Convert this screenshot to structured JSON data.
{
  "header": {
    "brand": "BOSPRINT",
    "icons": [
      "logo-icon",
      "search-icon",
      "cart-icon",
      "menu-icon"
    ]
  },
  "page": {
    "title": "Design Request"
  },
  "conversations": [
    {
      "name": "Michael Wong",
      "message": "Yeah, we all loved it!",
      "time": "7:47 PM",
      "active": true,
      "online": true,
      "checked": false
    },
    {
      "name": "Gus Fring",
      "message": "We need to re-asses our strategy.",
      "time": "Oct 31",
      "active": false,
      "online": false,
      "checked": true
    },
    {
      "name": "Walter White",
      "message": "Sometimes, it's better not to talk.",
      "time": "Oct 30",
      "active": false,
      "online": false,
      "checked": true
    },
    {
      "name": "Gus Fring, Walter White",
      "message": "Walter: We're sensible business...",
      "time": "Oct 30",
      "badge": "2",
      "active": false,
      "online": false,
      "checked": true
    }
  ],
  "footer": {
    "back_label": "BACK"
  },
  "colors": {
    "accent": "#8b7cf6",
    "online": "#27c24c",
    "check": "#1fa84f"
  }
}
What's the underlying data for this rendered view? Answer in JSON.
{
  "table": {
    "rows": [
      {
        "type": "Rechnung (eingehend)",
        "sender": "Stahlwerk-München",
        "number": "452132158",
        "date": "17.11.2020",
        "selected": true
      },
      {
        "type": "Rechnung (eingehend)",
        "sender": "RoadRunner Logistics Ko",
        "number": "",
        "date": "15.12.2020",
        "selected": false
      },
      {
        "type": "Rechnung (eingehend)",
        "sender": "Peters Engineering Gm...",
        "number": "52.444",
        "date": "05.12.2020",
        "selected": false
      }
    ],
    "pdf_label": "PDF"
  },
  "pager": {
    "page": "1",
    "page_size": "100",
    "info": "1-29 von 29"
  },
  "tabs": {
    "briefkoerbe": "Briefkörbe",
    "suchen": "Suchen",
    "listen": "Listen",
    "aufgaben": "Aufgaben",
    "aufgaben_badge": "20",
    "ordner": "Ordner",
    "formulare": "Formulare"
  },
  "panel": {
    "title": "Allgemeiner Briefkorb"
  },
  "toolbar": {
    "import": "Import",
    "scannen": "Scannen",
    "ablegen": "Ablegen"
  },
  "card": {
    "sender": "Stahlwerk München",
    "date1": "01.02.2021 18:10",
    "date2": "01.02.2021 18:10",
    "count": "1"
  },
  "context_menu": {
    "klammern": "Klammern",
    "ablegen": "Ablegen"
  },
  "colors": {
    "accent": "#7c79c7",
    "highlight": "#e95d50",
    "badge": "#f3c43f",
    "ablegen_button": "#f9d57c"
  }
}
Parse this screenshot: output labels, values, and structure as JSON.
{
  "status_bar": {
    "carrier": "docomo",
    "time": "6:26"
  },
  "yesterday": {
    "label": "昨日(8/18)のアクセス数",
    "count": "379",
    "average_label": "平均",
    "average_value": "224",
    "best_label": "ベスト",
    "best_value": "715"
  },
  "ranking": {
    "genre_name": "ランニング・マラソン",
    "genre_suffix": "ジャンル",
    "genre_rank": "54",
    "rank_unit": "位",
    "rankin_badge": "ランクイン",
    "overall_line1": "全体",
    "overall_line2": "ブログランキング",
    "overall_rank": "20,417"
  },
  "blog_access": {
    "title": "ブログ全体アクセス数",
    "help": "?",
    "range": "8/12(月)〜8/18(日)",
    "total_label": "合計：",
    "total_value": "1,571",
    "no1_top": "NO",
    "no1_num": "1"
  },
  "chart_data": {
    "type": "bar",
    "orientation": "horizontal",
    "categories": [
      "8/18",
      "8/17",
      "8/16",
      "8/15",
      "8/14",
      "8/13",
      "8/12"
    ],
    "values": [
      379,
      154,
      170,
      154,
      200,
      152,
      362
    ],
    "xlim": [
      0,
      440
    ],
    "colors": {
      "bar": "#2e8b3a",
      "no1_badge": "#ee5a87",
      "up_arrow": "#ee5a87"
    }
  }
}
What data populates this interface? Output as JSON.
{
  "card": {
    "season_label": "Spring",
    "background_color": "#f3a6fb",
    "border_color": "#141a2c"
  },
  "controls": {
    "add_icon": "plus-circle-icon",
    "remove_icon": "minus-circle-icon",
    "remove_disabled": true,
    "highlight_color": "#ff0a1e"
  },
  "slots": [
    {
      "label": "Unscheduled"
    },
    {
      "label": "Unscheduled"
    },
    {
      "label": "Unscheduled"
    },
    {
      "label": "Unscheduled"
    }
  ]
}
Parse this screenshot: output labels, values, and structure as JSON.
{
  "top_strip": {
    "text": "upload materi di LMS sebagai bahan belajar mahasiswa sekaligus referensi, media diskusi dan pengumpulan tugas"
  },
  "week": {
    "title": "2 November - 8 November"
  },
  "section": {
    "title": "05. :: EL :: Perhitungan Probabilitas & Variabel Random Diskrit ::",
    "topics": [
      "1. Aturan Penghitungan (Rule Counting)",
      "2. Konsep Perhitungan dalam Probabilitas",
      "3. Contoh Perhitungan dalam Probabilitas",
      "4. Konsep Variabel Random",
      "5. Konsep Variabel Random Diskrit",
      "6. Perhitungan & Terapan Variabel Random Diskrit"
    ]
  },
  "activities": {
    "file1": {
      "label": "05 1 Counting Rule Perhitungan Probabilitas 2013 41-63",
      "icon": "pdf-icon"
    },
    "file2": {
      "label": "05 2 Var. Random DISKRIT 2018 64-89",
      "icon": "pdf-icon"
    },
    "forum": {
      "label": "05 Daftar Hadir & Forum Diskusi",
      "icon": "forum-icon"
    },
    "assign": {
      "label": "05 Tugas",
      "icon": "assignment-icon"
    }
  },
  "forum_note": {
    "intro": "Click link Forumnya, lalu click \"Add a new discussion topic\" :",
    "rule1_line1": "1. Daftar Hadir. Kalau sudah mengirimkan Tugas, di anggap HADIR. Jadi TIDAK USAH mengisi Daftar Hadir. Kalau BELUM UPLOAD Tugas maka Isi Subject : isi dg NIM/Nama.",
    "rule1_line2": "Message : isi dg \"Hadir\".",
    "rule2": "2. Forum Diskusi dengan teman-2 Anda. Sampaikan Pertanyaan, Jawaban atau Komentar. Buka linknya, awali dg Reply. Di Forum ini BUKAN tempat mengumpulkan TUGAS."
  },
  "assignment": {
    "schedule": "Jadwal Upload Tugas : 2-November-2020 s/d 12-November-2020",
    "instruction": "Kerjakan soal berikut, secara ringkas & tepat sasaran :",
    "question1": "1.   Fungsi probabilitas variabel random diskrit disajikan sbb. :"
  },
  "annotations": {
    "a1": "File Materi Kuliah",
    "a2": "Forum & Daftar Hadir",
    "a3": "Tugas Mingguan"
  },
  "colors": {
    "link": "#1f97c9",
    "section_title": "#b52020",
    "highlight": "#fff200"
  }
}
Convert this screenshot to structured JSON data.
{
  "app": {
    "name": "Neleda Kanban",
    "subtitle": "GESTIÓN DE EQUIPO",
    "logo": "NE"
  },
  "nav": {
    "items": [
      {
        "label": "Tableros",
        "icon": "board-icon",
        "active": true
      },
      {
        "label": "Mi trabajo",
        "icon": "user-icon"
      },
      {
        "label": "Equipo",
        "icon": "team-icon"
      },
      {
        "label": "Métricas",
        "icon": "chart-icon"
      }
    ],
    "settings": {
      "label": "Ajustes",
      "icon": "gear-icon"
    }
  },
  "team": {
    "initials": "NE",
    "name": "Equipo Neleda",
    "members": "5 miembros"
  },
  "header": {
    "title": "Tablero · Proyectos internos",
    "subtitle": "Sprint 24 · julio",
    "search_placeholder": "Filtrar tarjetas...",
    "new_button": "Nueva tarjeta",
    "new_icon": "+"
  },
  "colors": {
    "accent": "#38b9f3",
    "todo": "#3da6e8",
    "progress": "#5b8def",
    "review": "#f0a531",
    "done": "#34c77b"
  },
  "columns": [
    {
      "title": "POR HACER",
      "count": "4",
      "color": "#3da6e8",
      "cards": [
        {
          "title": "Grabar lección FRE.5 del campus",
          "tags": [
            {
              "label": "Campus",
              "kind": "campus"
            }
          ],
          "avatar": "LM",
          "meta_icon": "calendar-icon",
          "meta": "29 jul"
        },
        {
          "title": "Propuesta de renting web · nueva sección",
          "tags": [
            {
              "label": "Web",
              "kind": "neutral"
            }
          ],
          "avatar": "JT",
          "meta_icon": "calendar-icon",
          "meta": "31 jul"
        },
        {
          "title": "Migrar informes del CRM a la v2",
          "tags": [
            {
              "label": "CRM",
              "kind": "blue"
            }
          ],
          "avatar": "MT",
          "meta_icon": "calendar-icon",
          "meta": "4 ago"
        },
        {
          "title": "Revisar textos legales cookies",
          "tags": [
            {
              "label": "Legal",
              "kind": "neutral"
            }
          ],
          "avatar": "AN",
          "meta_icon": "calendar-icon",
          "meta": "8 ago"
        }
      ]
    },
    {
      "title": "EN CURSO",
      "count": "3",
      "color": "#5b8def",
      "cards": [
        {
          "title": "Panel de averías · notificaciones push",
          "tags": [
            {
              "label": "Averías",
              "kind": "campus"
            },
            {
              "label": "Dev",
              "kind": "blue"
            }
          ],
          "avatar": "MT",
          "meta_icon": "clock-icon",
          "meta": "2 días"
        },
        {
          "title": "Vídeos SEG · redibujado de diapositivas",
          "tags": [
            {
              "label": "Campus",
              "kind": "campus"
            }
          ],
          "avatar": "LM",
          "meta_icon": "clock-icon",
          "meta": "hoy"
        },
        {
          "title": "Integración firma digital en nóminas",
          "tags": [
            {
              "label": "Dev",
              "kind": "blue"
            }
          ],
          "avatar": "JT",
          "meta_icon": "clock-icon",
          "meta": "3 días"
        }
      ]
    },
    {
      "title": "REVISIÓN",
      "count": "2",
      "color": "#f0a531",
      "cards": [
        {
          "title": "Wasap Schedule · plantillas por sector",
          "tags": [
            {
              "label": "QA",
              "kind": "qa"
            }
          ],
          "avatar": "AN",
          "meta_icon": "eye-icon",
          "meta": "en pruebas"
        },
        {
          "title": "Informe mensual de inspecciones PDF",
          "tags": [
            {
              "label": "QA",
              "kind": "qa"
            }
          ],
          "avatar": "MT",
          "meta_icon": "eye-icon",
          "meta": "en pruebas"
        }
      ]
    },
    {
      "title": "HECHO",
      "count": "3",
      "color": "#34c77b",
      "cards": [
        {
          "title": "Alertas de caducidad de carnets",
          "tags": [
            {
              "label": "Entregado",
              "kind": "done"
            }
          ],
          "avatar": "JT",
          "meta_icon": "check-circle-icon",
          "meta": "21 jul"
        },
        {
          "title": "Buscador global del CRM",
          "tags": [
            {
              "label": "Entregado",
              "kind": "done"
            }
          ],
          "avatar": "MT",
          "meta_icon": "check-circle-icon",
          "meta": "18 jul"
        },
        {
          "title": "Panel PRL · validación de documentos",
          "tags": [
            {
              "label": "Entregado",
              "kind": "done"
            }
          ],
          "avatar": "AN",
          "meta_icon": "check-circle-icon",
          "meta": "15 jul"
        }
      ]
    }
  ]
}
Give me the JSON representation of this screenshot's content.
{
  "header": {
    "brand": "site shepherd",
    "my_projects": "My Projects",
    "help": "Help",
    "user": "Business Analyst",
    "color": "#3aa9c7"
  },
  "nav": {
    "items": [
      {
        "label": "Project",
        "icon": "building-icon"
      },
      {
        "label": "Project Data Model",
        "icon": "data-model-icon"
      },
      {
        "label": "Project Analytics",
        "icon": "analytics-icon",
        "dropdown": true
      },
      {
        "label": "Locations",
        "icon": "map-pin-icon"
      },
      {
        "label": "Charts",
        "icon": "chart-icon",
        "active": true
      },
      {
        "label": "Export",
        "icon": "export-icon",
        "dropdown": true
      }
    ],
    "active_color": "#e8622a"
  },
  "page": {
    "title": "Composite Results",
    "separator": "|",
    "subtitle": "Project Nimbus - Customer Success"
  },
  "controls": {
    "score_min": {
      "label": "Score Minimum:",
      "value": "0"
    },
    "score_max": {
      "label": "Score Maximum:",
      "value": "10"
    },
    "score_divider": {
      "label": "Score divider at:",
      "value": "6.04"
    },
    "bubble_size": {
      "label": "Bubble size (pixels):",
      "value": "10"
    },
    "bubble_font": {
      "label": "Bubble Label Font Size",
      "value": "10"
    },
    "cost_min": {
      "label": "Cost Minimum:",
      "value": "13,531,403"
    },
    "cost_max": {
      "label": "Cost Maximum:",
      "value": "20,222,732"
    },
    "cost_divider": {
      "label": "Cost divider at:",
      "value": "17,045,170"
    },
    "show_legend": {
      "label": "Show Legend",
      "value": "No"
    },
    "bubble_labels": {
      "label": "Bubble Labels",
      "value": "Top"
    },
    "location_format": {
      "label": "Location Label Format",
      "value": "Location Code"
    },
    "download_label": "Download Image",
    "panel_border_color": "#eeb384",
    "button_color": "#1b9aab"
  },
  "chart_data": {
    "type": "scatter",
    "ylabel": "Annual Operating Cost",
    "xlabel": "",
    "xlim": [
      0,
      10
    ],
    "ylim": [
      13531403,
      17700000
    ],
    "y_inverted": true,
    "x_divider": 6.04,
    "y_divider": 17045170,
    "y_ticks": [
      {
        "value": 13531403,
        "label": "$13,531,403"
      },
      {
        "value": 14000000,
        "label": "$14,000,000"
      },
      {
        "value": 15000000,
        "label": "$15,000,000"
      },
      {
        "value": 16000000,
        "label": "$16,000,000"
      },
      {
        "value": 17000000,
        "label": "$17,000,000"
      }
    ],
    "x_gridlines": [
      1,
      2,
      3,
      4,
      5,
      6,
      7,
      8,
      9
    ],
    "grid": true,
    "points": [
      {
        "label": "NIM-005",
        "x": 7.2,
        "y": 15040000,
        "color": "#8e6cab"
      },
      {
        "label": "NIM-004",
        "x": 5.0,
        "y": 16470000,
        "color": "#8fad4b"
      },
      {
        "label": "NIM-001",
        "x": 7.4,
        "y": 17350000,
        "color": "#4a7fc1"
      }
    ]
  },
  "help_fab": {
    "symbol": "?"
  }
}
○ ○ ○
_Goal_: Reply with one number only: the count of lines in the entries that contain "Neleda".

_Solution to this task_: 2